## Problem description
Look through the material below and give the number of lines holding "Campus", with no other words.
........
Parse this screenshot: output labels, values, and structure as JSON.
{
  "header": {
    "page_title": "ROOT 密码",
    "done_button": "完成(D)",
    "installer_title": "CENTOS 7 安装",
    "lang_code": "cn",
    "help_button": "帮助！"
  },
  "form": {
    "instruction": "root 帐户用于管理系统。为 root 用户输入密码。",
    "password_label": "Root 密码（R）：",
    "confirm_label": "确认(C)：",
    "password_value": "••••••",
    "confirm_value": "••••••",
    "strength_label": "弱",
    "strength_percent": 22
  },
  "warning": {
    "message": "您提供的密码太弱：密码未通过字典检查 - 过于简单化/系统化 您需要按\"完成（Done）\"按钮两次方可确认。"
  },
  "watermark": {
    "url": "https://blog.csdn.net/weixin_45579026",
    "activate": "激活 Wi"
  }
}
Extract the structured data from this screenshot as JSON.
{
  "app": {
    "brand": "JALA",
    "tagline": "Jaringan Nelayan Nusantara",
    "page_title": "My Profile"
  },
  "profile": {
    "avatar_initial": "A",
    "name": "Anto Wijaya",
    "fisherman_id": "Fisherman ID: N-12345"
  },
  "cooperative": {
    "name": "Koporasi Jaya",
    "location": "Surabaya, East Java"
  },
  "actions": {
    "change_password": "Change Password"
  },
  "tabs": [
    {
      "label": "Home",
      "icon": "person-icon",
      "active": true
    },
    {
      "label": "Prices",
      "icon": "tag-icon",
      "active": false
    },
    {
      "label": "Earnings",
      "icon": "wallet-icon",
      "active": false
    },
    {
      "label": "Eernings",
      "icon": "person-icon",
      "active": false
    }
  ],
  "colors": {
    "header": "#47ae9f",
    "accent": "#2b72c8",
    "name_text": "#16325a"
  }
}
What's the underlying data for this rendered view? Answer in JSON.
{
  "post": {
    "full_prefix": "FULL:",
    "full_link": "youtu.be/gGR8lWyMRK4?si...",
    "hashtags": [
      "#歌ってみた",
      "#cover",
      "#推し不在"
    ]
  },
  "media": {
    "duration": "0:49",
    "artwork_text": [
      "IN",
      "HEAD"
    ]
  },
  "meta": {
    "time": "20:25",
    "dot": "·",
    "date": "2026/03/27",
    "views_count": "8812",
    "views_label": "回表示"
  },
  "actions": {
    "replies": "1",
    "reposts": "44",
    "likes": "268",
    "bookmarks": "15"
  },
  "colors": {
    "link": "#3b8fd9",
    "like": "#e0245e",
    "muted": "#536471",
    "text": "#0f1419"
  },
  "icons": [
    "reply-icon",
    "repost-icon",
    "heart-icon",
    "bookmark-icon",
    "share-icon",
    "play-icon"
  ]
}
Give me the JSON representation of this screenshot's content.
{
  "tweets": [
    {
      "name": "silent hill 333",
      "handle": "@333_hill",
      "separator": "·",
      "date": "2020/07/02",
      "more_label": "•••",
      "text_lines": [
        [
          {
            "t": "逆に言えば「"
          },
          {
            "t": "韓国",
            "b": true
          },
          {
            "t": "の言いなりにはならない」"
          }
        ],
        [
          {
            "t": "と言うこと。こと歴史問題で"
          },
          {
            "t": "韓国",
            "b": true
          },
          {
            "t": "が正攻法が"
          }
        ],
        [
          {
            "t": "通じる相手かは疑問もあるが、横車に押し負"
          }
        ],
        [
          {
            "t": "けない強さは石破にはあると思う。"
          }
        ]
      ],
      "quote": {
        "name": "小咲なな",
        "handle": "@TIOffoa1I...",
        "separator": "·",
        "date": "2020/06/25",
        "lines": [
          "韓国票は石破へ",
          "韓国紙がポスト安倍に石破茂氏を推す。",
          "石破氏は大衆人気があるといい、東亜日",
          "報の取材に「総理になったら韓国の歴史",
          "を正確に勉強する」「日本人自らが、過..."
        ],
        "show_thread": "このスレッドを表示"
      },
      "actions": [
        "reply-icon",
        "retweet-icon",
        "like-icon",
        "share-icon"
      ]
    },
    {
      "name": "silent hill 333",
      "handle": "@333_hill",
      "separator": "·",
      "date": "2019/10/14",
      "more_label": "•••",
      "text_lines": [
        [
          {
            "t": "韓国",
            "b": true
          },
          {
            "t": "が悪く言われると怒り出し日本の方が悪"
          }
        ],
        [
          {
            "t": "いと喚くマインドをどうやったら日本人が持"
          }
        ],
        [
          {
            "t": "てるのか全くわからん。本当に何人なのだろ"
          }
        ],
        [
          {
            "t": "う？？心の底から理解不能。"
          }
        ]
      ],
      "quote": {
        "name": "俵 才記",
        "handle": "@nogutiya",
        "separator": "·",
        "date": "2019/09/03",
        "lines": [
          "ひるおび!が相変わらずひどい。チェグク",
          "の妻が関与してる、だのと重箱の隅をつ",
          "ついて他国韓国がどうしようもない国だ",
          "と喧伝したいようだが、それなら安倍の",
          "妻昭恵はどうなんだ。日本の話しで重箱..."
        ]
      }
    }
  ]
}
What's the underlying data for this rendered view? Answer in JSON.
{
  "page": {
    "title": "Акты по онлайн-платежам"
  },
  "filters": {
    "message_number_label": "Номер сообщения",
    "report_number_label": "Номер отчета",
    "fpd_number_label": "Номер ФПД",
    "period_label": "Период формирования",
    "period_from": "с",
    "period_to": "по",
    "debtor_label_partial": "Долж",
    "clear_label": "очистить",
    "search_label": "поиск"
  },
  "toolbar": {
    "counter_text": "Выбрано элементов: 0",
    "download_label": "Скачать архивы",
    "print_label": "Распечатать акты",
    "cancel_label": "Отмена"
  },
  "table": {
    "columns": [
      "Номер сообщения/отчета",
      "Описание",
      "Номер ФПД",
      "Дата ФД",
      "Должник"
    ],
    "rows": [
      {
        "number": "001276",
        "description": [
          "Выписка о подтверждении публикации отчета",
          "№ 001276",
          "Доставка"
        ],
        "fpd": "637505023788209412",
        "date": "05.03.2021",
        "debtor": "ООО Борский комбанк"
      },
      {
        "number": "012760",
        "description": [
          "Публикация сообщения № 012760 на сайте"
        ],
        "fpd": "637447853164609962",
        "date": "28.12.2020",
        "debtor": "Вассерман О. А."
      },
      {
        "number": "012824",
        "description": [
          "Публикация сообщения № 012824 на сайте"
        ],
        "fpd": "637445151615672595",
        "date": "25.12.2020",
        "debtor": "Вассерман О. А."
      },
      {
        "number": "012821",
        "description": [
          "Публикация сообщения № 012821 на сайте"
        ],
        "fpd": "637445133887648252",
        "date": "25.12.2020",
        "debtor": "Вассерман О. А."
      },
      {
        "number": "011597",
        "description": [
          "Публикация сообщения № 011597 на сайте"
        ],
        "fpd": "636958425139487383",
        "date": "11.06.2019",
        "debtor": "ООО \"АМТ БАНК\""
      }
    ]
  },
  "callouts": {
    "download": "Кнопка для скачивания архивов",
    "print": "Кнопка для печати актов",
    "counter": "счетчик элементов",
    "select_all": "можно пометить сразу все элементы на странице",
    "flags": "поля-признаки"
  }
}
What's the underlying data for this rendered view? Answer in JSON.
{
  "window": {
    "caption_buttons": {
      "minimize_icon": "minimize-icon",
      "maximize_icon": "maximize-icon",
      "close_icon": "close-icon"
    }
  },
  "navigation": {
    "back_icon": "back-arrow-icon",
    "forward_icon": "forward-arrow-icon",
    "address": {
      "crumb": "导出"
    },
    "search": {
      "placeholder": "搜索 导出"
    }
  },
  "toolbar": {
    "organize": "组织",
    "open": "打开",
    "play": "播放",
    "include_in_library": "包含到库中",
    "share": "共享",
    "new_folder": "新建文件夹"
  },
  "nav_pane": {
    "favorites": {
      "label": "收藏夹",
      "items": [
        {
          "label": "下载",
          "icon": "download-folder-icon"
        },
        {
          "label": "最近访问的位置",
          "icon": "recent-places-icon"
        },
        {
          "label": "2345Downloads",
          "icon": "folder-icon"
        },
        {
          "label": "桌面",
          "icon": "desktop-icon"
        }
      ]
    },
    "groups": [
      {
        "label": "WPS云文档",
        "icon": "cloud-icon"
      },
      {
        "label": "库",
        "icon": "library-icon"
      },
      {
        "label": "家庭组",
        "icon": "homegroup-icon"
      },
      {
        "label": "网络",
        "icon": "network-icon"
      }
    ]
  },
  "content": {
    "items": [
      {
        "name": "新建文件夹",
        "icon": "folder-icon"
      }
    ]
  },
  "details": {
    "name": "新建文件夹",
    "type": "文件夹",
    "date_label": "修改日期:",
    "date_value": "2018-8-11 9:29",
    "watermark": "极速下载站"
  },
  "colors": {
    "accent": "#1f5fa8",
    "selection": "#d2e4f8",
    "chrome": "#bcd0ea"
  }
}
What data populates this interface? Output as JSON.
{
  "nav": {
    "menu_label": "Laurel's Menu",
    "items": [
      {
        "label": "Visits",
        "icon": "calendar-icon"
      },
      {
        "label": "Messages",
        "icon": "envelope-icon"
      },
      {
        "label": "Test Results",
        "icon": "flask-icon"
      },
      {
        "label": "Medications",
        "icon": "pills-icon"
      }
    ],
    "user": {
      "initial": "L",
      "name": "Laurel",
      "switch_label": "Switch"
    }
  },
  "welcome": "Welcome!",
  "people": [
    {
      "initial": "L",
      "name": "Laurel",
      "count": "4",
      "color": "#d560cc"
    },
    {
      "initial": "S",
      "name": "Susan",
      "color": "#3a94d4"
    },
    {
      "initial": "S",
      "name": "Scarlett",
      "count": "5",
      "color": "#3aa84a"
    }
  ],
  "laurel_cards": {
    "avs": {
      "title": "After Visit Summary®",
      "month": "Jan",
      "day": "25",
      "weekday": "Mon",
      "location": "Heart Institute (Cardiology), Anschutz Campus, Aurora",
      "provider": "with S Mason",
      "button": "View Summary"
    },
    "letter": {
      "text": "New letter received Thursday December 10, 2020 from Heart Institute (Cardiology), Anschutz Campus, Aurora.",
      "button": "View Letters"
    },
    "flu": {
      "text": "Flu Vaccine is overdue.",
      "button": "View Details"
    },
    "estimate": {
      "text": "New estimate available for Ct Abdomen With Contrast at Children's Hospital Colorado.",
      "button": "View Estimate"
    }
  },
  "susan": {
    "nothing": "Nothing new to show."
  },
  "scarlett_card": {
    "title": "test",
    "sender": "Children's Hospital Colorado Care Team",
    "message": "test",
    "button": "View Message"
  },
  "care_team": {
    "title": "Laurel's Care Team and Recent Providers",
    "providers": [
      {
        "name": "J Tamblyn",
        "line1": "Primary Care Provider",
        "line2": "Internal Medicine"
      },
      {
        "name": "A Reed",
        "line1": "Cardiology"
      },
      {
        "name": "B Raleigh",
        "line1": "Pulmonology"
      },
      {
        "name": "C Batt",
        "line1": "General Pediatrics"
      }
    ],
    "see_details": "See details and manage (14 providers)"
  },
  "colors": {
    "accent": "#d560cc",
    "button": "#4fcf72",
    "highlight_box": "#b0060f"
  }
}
........
## Worked solution
2